> [Prompt]
Copy out each line below exactly as it appears.

[Saved entries]

"""

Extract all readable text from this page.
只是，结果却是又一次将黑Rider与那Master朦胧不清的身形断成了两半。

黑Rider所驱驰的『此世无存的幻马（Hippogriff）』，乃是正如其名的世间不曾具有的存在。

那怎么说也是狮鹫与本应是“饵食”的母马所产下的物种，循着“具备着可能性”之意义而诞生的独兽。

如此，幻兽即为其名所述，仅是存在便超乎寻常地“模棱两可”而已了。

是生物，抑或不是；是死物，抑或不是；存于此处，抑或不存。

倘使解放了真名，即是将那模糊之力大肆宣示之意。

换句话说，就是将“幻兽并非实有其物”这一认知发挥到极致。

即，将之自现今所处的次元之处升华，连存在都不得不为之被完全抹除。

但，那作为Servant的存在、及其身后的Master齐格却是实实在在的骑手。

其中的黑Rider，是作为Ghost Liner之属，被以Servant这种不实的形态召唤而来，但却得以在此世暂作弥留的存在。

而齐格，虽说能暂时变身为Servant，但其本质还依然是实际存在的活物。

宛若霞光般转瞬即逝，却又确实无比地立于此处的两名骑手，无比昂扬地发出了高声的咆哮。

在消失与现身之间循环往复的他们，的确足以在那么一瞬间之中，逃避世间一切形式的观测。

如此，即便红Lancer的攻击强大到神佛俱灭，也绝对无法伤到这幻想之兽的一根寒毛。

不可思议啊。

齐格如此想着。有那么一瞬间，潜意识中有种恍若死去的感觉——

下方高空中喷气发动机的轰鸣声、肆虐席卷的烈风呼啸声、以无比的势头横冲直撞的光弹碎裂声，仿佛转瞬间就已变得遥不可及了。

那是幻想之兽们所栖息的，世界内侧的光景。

"""

> [Task response]
Extract all readable text from this page.
只是，结果却是又一次将黑Rider与那Master朦胧不清的身形断成了两半。

黑Rider所驱驰的『此世无存的幻马（Hippogriff）』，乃是正如其名的世间不曾具有的存在。

那怎么说也是狮鹫与本应是“饵食”的母马所产下的物种，循着“具备着可能性”之意义而诞生的独兽。

如此，幻兽即为其名所述，仅是存在便超乎寻常地“模棱两可”而已了。

是生物，抑或不是；是死物，抑或不是；存于此处，抑或不存。

倘使解放了真名，即是将那模糊之力大肆宣示之意。

换句话说，就是将“幻兽并非实有其物”这一认知发挥到极致。

即，将之自现今所处的次元之处升华，连存在都不得不为之被完全抹除。

但，那作为Servant的存在、及其身后的Master齐格却是实实在在的骑手。

其中的黑Rider，是作为Ghost Liner之属，被以Servant这种不实的形态召唤而来，但却得以在此世暂作弥留的存在。

而齐格，虽说能暂时变身为Servant，但其本质还依然是实际存在的活物。

宛若霞光般转瞬即逝，却又确实无比地立于此处的两名骑手，无比昂扬地发出了高声的咆哮。

在消失与现身之间循环往复的他们，的确足以在那么一瞬间之中，逃避世间一切形式的观测。

如此，即便红Lancer的攻击强大到神佛俱灭，也绝对无法伤到这幻想之兽的一根寒毛。

不可思议啊。

齐格如此想着。有那么一瞬间，潜意识中有种恍若死去的感觉——

下方高空中喷气发动机的轰鸣声、肆虐席卷的烈风呼啸声、以无比的势头横冲直撞的光弹碎裂声，仿佛转瞬间就已变得遥不可及了。

那是幻想之兽们所栖息的，世界内侧的光景。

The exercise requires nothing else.